> _What you are asked to do_
Return the full material exactly.

> _Information supplied_

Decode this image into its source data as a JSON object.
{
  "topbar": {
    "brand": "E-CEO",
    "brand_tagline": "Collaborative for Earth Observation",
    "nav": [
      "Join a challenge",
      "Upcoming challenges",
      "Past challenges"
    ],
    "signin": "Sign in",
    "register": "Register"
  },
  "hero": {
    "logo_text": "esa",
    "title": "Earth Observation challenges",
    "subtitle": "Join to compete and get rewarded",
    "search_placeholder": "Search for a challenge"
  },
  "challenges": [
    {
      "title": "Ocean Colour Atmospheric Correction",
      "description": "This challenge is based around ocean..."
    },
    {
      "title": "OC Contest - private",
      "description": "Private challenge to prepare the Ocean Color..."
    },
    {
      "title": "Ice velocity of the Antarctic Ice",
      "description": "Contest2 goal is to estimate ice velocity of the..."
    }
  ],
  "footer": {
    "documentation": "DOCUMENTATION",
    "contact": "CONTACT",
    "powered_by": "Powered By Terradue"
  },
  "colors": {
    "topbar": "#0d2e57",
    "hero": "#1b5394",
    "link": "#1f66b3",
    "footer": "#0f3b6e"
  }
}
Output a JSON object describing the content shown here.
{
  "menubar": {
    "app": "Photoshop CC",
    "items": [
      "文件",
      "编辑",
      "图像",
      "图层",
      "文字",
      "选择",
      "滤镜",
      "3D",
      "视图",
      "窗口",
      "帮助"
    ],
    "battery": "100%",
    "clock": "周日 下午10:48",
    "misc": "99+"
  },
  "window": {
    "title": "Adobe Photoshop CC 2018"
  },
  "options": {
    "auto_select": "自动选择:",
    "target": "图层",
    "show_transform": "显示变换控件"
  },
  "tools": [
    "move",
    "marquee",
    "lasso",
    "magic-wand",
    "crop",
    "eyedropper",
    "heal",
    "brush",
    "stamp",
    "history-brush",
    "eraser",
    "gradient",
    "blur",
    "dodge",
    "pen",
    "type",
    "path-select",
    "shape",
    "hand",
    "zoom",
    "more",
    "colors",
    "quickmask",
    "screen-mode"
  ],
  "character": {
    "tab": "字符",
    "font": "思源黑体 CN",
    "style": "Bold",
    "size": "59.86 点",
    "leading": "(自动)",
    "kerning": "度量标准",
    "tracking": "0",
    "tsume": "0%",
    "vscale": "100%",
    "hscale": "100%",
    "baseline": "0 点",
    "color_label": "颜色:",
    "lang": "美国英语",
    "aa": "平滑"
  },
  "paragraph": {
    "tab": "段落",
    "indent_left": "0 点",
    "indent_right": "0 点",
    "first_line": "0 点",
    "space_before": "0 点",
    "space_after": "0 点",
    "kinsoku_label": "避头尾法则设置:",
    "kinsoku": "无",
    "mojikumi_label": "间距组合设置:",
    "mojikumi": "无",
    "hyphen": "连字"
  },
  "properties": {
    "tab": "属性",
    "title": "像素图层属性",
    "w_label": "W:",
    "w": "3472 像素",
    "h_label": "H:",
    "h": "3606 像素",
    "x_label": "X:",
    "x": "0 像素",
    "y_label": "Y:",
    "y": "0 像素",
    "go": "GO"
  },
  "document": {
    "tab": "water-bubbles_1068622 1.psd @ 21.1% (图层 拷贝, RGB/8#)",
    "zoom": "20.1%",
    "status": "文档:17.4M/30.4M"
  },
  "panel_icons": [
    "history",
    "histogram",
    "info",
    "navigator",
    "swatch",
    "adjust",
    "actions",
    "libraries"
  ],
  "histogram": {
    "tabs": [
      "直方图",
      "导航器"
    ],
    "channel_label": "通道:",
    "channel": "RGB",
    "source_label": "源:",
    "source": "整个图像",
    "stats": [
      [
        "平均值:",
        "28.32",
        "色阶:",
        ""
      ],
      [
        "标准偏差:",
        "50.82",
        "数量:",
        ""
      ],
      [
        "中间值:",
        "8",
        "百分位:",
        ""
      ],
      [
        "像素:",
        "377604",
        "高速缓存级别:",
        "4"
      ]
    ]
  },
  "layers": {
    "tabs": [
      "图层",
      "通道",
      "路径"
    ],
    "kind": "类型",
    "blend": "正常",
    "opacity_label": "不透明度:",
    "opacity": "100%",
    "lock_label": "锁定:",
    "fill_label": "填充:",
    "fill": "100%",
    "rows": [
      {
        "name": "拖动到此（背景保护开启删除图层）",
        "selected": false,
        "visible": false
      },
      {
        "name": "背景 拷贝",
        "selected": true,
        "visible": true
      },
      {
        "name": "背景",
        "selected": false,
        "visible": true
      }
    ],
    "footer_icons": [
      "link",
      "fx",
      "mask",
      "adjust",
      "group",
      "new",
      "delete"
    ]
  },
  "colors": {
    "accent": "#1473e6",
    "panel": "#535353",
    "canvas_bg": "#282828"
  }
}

> _Solution below_
Decode this image into its source data as a JSON object.
{
  "topbar": {
    "brand": "E-CEO",
    "brand_tagline": "Collaborative for Earth Observation",
    "nav": [
      "Join a challenge",
      "Upcoming challenges",
      "Past challenges"
    ],
    "signin": "Sign in",
    "register": "Register"
  },
  "hero": {
    "logo_text": "esa",
    "title": "Earth Observation challenges",
    "subtitle": "Join to compete and get rewarded",
    "search_placeholder": "Search for a challenge"
  },
  "challenges": [
    {
      "title": "Ocean Colour Atmospheric Correction",
      "description": "This challenge is based around ocean..."
    },
    {
      "title": "OC Contest - private",
      "description": "Private challenge to prepare the Ocean Color..."
    },
    {
      "title": "Ice velocity of the Antarctic Ice",
      "description": "Contest2 goal is to estimate ice velocity of the..."
    }
  ],
  "footer": {
    "documentation": "DOCUMENTATION",
    "contact": "CONTACT",
    "powered_by": "Powered By Terradue"
  },
  "colors": {
    "topbar": "#0d2e57",
    "hero": "#1b5394",
    "link": "#1f66b3",
    "footer": "#0f3b6e"
  }
}
Output a JSON object describing the content shown here.
{
  "menubar": {
    "app": "Photoshop CC",
    "items": [
      "文件",
      "编辑",
      "图像",
      "图层",
      "文字",
      "选择",
      "滤镜",
      "3D",
      "视图",
      "窗口",
      "帮助"
    ],
    "battery": "100%",
    "clock": "周日 下午10:48",
    "misc": "99+"
  },
  "window": {
    "title": "Adobe Photoshop CC 2018"
  },
  "options": {
    "auto_select": "自动选择:",
    "target": "图层",
    "show_transform": "显示变换控件"
  },
  "tools": [
    "move",
    "marquee",
    "lasso",
    "magic-wand",
    "crop",
    "eyedropper",
    "heal",
    "brush",
    "stamp",
    "history-brush",
    "eraser",
    "gradient",
    "blur",
    "dodge",
    "pen",
    "type",
    "path-select",
    "shape",
    "hand",
    "zoom",
    "more",
    "colors",
    "quickmask",
    "screen-mode"
  ],
  "character": {
    "tab": "字符",
    "font": "思源黑体 CN",
    "style": "Bold",
    "size": "59.86 点",
    "leading": "(自动)",
    "kerning": "度量标准",
    "tracking": "0",
    "tsume": "0%",
    "vscale": "100%",
    "hscale": "100%",
    "baseline": "0 点",
    "color_label": "颜色:",
    "lang": "美国英语",
    "aa": "平滑"
  },
  "paragraph": {
    "tab": "段落",
    "indent_left": "0 点",
    "indent_right": "0 点",
    "first_line": "0 点",
    "space_before": "0 点",
    "space_after": "0 点",
    "kinsoku_label": "避头尾法则设置:",
    "kinsoku": "无",
    "mojikumi_label": "间距组合设置:",
    "mojikumi": "无",
    "hyphen": "连字"
  },
  "properties": {
    "tab": "属性",
    "title": "像素图层属性",
    "w_label": "W:",
    "w": "3472 像素",
    "h_label": "H:",
    "h": "3606 像素",
    "x_label": "X:",
    "x": "0 像素",
    "y_label": "Y:",
    "y": "0 像素",
    "go": "GO"
  },
  "document": {
    "tab": "water-bubbles_1068622 1.psd @ 21.1% (图层 拷贝, RGB/8#)",
    "zoom": "20.1%",
    "status": "文档:17.4M/30.4M"
  },
  "panel_icons": [
    "history",
    "histogram",
    "info",
    "navigator",
    "swatch",
    "adjust",
    "actions",
    "libraries"
  ],
  "histogram": {
    "tabs": [
      "直方图",
      "导航器"
    ],
    "channel_label": "通道:",
    "channel": "RGB",
    "source_label": "源:",
    "source": "整个图像",
    "stats": [
      [
        "平均值:",
        "28.32",
        "色阶:",
        ""
      ],
      [
        "标准偏差:",
        "50.82",
        "数量:",
        ""
      ],
      [
        "中间值:",
        "8",
        "百分位:",
        ""
      ],
      [
        "像素:",
        "377604",
        "高速缓存级别:",
        "4"
      ]
    ]
  },
  "layers": {
    "tabs": [
      "图层",
      "通道",
      "路径"
    ],
    "kind": "类型",
    "blend": "正常",
    "opacity_label": "不透明度:",
    "opacity": "100%",
    "lock_label": "锁定:",
    "fill_label": "填充:",
    "fill": "100%",
    "rows": [
      {
        "name": "拖动到此（背景保护开启删除图层）",
        "selected": false,
        "visible": false
      },
      {
        "name": "背景 拷贝",
        "selected": true,
        "visible": true
      },
      {
        "name": "背景",
        "selected": false,
        "visible": true
      }
    ],
    "footer_icons": [
      "link",
      "fx",
      "mask",
      "adjust",
      "group",
      "new",
      "delete"
    ]
  },
  "colors": {
    "accent": "#1473e6",
    "panel": "#535353",
    "canvas_bg": "#282828"
  }
}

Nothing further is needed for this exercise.